Written exercise –
Where the string "open" occurs in the material below, report the whole line.

Data provided –
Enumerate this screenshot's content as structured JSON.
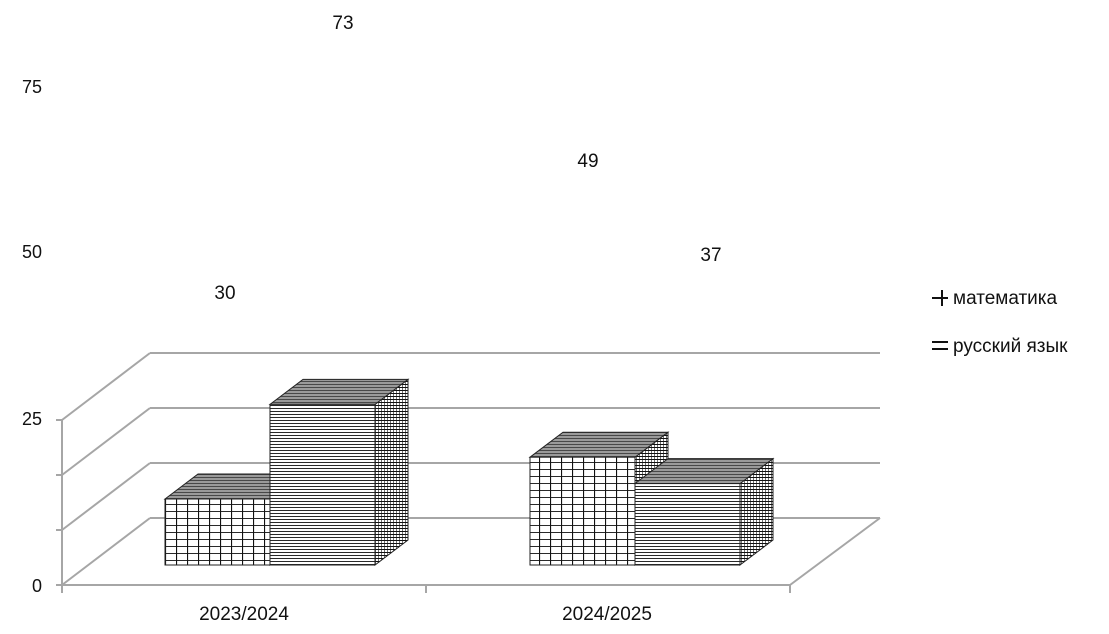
{
  "chart_data": {
    "type": "bar",
    "categories": [
      "2023/2024",
      "2024/2025"
    ],
    "series": [
      {
        "name": "математика",
        "values": [
          30,
          49
        ],
        "legend_marker": "+",
        "pattern": "grid"
      },
      {
        "name": "русский язык",
        "values": [
          73,
          37
        ],
        "legend_marker": "=",
        "pattern": "horizontal-lines"
      }
    ],
    "y_ticks": [
      "0",
      "25",
      "50",
      "75"
    ],
    "ylim": [
      0,
      75
    ],
    "title": "",
    "xlabel": "",
    "ylabel": "",
    "grid": true,
    "legend_position": "right",
    "style": "3d-clustered-column",
    "colors": {
      "axis": "#a6a6a6",
      "bar_fill": "#ffffff",
      "hatch": "#111111"
    }
  }
}
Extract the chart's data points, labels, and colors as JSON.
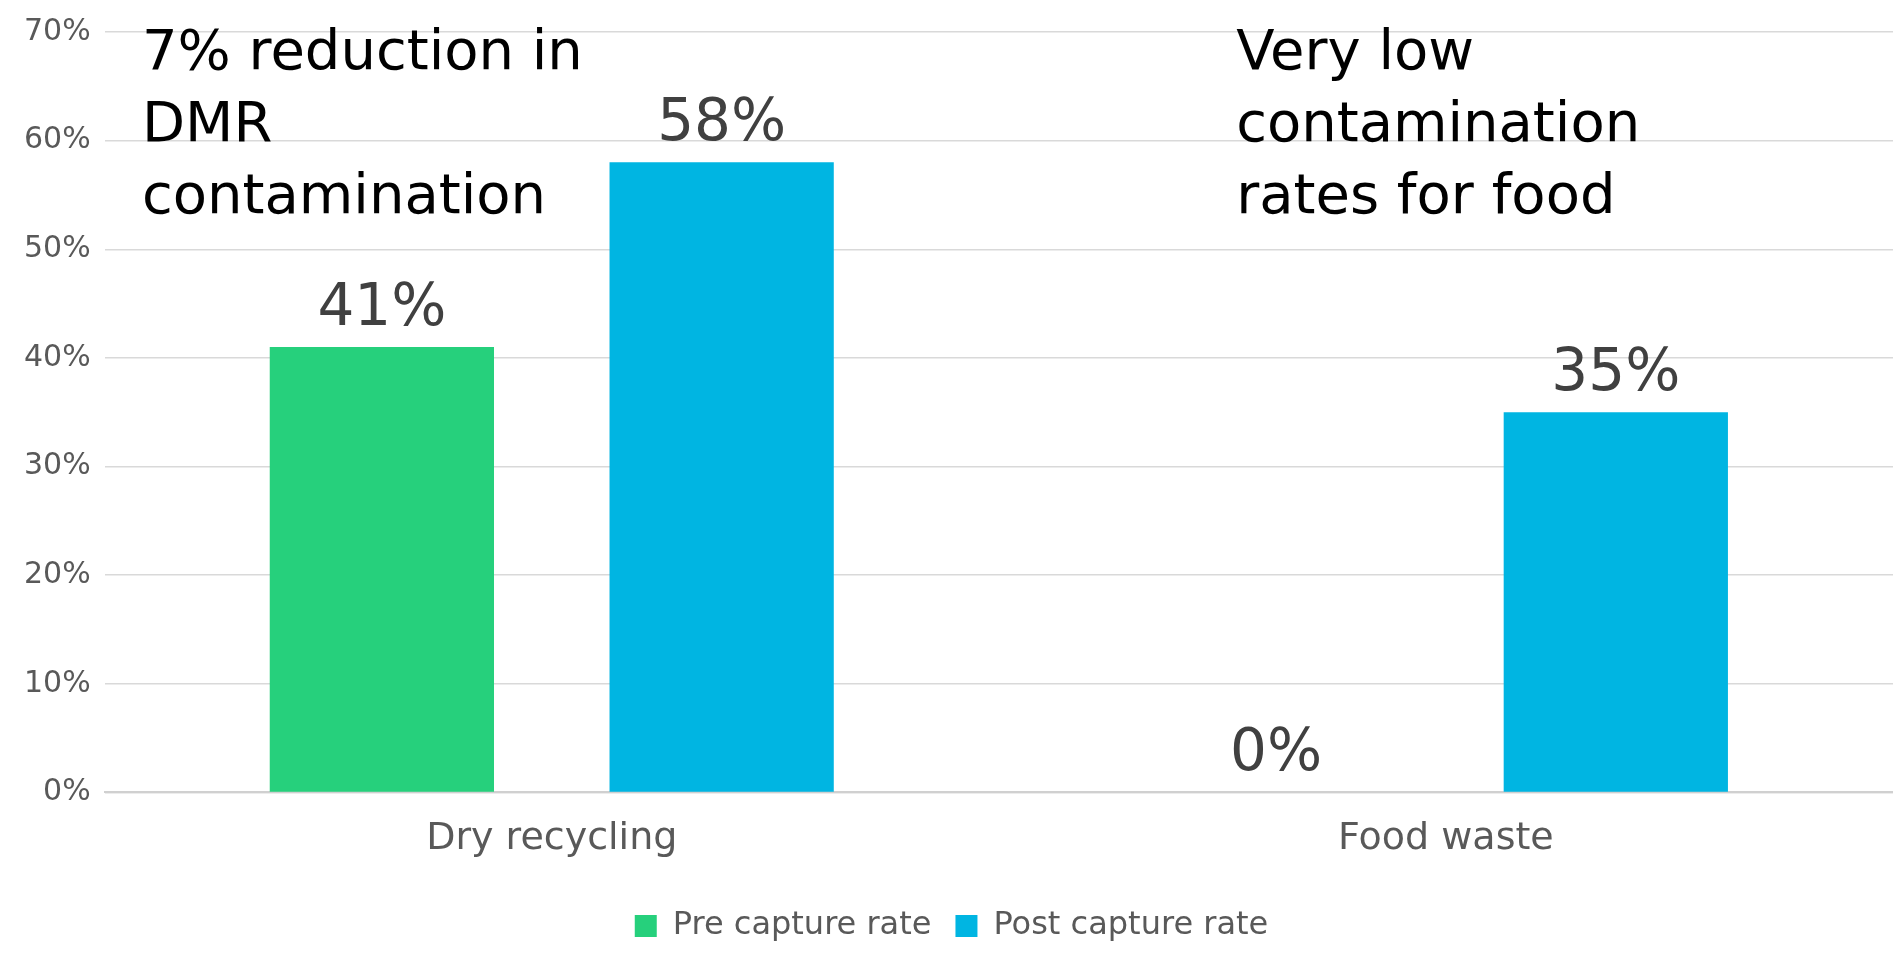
{
  "chart_data": {
    "type": "bar",
    "categories": [
      "Dry recycling",
      "Food waste"
    ],
    "series": [
      {
        "name": "Pre capture rate",
        "color": "#26d07c",
        "values": [
          41,
          0
        ]
      },
      {
        "name": "Post capture rate",
        "color": "#00b5e2",
        "values": [
          58,
          35
        ]
      }
    ],
    "ylim": [
      0,
      70
    ],
    "yticks": [
      {
        "value": 0,
        "label": "0%"
      },
      {
        "value": 10,
        "label": "10%"
      },
      {
        "value": 20,
        "label": "20%"
      },
      {
        "value": 30,
        "label": "30%"
      },
      {
        "value": 40,
        "label": "40%"
      },
      {
        "value": 50,
        "label": "50%"
      },
      {
        "value": 60,
        "label": "60%"
      },
      {
        "value": 70,
        "label": "70%"
      }
    ],
    "value_labels": [
      [
        "41%",
        "0%"
      ],
      [
        "58%",
        "35%"
      ]
    ],
    "annotations": [
      "7% reduction in DMR contamination",
      "Very low contamination rates for food"
    ],
    "grid": "y",
    "legend": "bottom"
  }
}
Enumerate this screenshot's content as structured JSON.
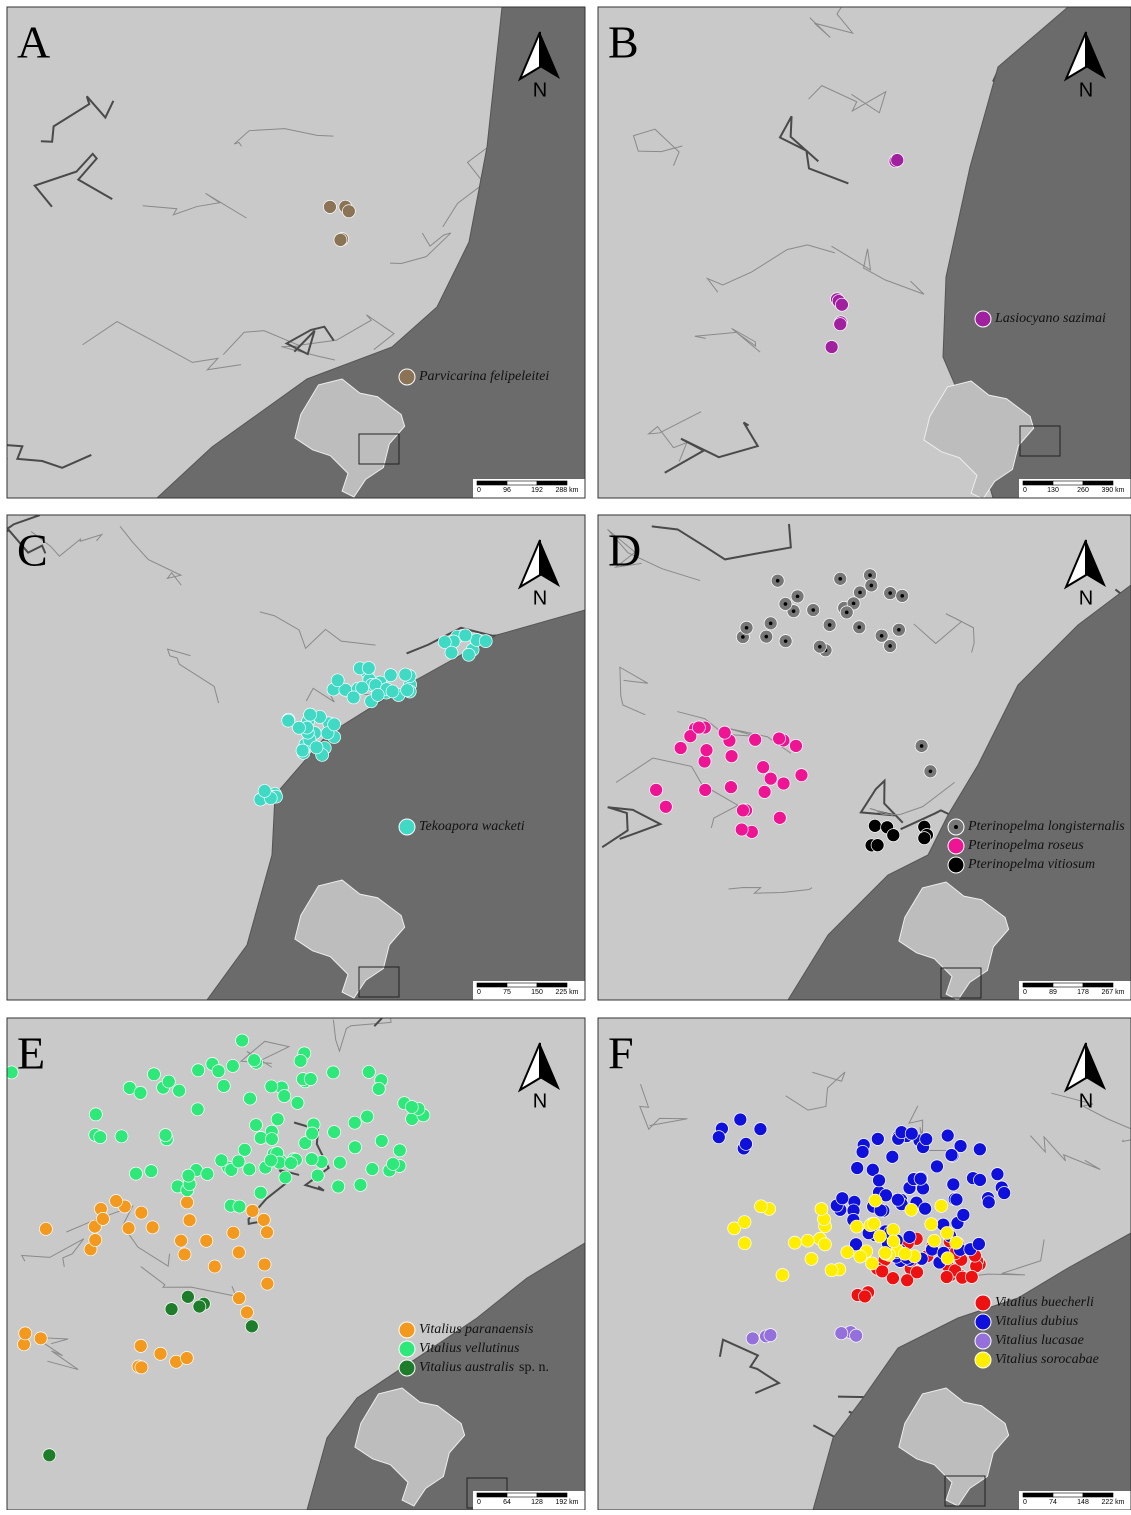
{
  "panels": [
    {
      "letter": "A",
      "north": "N",
      "legend": [
        {
          "name": "Parvicarina felipeleitei",
          "color": "#8b7355"
        }
      ],
      "scale_labels": [
        "0",
        "96",
        "192",
        "288 km"
      ]
    },
    {
      "letter": "B",
      "north": "N",
      "legend": [
        {
          "name": "Lasiocyano sazimai",
          "color": "#a020a0"
        }
      ],
      "scale_labels": [
        "0",
        "130",
        "260",
        "390 km"
      ]
    },
    {
      "letter": "C",
      "north": "N",
      "legend": [
        {
          "name": "Tekoapora wacketi",
          "color": "#3fd9c4"
        }
      ],
      "scale_labels": [
        "0",
        "75",
        "150",
        "225 km"
      ]
    },
    {
      "letter": "D",
      "north": "N",
      "legend": [
        {
          "name": "Pterinopelma longisternalis",
          "color": "#777777"
        },
        {
          "name": "Pterinopelma roseus",
          "color": "#ee1493"
        },
        {
          "name": "Pterinopelma vitiosum",
          "color": "#000000"
        }
      ],
      "scale_labels": [
        "0",
        "89",
        "178",
        "267 km"
      ]
    },
    {
      "letter": "E",
      "north": "N",
      "legend": [
        {
          "name": "Vitalius paranaensis",
          "color": "#f39a1e"
        },
        {
          "name": "Vitalius vellutinus",
          "color": "#2ee87a"
        },
        {
          "name": "Vitalius australis",
          "note": "sp. n.",
          "color": "#1e7d2a"
        }
      ],
      "scale_labels": [
        "0",
        "64",
        "128",
        "192 km"
      ]
    },
    {
      "letter": "F",
      "north": "N",
      "legend": [
        {
          "name": "Vitalius buecherli",
          "color": "#ee1111"
        },
        {
          "name": "Vitalius dubius",
          "color": "#1010dd"
        },
        {
          "name": "Vitalius lucasae",
          "color": "#9370db"
        },
        {
          "name": "Vitalius sorocabae",
          "color": "#ffee00"
        }
      ],
      "scale_labels": [
        "0",
        "74",
        "148",
        "222 km"
      ]
    }
  ]
}
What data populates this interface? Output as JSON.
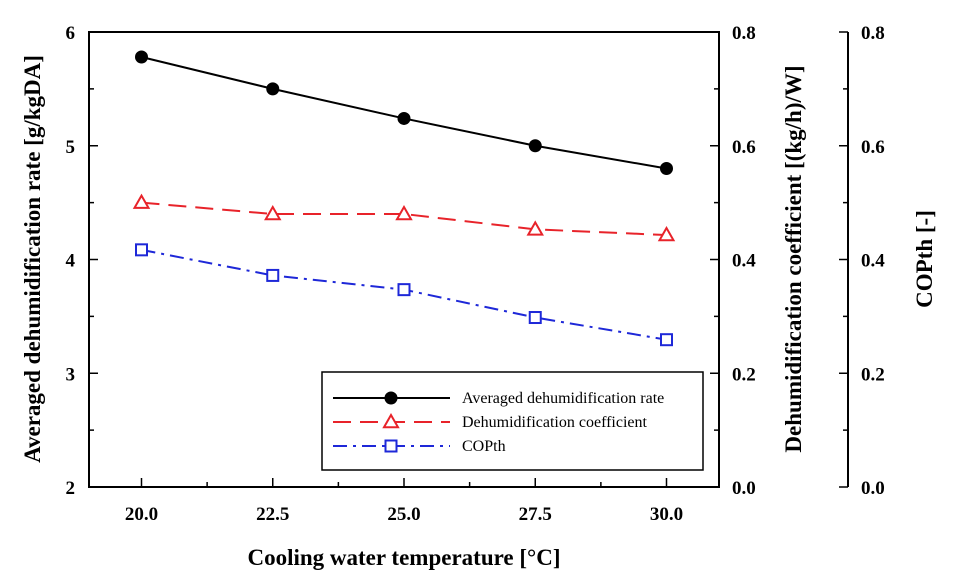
{
  "chart_data": {
    "type": "line",
    "xlabel": "Cooling water temperature [°C]",
    "x": [
      20.0,
      22.5,
      25.0,
      27.5,
      30.0
    ],
    "x_tick_labels": [
      "20.0",
      "22.5",
      "25.0",
      "27.5",
      "30.0"
    ],
    "xlim": [
      19.0,
      31.0
    ],
    "axes": {
      "left": {
        "label": "Averaged dehumidification rate [g/kgDA]",
        "ylim": [
          2,
          6
        ],
        "ticks": [
          "2",
          "3",
          "4",
          "5",
          "6"
        ]
      },
      "right1": {
        "label": "Dehumidification coefficient [(kg/h)/W]",
        "ylim": [
          0.0,
          0.8
        ],
        "ticks": [
          "0.0",
          "0.2",
          "0.4",
          "0.6",
          "0.8"
        ]
      },
      "right2": {
        "label": "COPth [-]",
        "ylim": [
          0.0,
          0.8
        ],
        "ticks": [
          "0.0",
          "0.2",
          "0.4",
          "0.6",
          "0.8"
        ]
      }
    },
    "series": [
      {
        "name": "Averaged dehumidification rate",
        "axis": "left",
        "values": [
          5.78,
          5.5,
          5.24,
          5.0,
          4.8
        ],
        "color": "#000000",
        "marker": "filled-circle",
        "line": "solid"
      },
      {
        "name": "Dehumidification coefficient",
        "axis": "right1",
        "values": [
          0.5,
          0.48,
          0.48,
          0.453,
          0.443
        ],
        "color": "#e8232a",
        "marker": "open-triangle",
        "line": "dashed"
      },
      {
        "name": "COPth",
        "axis": "right2",
        "values": [
          0.417,
          0.372,
          0.347,
          0.298,
          0.259
        ],
        "color": "#1e28d8",
        "marker": "open-square",
        "line": "dash-dot"
      }
    ],
    "legend_position": "bottom-right",
    "grid": false
  }
}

Solution –
        "marker": "open-triangle",
        "marker": "open-square",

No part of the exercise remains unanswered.